*Directive*
State how many lines of the entries include the string "page", please, leaving out everything but the number.

[Rows from a dataset]
● ● ● ● ● ● ●

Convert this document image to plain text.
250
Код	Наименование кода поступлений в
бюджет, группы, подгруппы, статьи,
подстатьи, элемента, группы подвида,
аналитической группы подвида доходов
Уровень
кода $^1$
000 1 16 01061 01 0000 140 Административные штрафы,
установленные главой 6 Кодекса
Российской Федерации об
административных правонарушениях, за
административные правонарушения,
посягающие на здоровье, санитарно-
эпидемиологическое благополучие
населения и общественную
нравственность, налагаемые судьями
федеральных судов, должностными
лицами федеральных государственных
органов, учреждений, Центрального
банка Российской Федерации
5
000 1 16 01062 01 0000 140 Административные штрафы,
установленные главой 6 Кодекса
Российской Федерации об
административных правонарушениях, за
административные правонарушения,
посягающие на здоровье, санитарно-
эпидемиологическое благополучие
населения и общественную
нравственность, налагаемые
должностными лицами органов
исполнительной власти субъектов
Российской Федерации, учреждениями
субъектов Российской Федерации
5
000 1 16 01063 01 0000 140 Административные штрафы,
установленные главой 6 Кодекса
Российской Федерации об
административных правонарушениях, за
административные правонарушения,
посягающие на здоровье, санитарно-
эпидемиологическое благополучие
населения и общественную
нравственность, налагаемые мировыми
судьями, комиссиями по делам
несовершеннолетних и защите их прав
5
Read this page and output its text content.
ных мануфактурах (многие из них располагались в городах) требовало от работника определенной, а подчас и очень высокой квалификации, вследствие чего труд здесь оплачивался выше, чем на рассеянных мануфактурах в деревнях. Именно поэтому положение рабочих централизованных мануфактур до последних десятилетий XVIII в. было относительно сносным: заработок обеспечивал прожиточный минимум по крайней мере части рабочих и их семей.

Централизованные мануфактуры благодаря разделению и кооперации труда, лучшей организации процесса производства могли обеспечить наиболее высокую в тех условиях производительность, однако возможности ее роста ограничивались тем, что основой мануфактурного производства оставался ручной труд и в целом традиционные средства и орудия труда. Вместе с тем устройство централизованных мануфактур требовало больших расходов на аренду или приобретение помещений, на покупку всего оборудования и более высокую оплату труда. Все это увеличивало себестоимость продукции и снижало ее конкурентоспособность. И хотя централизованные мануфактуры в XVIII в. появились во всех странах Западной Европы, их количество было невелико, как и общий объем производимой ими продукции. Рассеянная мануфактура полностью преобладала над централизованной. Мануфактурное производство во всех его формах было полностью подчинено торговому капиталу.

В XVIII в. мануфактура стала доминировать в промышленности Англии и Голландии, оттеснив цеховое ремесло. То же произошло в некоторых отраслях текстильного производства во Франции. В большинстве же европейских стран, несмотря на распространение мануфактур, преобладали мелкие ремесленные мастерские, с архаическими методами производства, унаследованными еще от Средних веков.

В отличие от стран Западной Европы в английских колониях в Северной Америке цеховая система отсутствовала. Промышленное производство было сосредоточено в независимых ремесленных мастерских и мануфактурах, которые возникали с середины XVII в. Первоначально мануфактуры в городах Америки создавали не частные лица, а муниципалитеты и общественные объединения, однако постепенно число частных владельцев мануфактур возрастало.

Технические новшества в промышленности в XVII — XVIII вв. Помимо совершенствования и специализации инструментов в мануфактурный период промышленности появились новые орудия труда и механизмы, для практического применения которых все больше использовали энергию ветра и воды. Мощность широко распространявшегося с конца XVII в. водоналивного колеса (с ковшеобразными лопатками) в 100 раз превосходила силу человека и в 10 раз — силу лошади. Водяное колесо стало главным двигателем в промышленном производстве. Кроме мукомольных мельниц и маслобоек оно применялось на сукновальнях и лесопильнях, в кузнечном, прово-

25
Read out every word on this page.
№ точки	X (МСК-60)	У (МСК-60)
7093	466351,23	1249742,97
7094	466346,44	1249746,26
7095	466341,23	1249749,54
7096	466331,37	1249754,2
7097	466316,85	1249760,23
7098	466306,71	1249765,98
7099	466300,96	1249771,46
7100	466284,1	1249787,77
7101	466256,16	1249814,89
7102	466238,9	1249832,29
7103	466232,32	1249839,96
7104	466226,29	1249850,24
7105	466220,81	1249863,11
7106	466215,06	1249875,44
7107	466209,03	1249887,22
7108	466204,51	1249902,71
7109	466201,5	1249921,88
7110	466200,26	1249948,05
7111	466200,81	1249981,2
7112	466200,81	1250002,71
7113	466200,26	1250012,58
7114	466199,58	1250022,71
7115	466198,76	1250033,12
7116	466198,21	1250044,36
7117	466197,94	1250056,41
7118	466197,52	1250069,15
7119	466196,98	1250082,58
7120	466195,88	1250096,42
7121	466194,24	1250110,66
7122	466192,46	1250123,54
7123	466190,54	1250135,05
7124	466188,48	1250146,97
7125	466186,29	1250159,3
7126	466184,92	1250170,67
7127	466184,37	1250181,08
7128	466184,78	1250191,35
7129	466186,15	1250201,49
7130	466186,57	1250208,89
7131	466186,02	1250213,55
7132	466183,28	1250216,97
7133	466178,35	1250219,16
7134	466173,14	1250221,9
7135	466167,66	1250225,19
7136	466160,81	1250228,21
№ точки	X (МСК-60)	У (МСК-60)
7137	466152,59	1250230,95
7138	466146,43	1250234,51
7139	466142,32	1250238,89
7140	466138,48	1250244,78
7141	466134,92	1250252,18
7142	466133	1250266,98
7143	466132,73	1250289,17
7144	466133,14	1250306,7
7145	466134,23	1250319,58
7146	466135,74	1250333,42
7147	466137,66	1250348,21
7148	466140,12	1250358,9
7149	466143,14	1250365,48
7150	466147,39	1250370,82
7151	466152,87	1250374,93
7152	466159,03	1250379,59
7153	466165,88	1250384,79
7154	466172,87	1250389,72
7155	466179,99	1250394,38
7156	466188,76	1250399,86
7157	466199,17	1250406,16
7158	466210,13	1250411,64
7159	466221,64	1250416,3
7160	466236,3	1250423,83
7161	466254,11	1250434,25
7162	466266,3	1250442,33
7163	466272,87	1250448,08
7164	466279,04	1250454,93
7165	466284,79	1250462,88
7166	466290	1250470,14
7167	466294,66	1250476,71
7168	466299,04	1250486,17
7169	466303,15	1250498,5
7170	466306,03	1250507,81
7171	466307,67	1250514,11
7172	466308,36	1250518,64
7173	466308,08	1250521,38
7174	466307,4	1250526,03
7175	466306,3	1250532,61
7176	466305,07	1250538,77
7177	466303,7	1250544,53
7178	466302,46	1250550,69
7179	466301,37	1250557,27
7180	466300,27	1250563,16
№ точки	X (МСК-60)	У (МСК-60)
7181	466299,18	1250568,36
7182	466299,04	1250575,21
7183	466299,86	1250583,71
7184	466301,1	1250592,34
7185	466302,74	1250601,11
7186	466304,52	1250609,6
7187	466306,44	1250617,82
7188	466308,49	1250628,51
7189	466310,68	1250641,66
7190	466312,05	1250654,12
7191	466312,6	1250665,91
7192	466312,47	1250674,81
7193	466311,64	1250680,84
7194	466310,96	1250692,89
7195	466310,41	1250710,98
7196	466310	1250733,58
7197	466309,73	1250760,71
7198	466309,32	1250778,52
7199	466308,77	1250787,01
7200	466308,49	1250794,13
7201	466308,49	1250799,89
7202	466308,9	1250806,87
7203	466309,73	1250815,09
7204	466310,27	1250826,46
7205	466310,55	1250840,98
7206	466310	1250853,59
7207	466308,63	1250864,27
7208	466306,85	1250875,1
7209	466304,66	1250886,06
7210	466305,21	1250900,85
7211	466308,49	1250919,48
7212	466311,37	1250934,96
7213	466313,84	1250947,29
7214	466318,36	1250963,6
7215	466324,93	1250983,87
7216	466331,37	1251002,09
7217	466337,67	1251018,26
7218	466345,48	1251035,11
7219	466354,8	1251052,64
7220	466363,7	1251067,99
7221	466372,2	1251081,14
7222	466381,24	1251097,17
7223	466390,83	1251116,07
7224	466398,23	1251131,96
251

● ● ● ● ● ● ●

*Written response*
2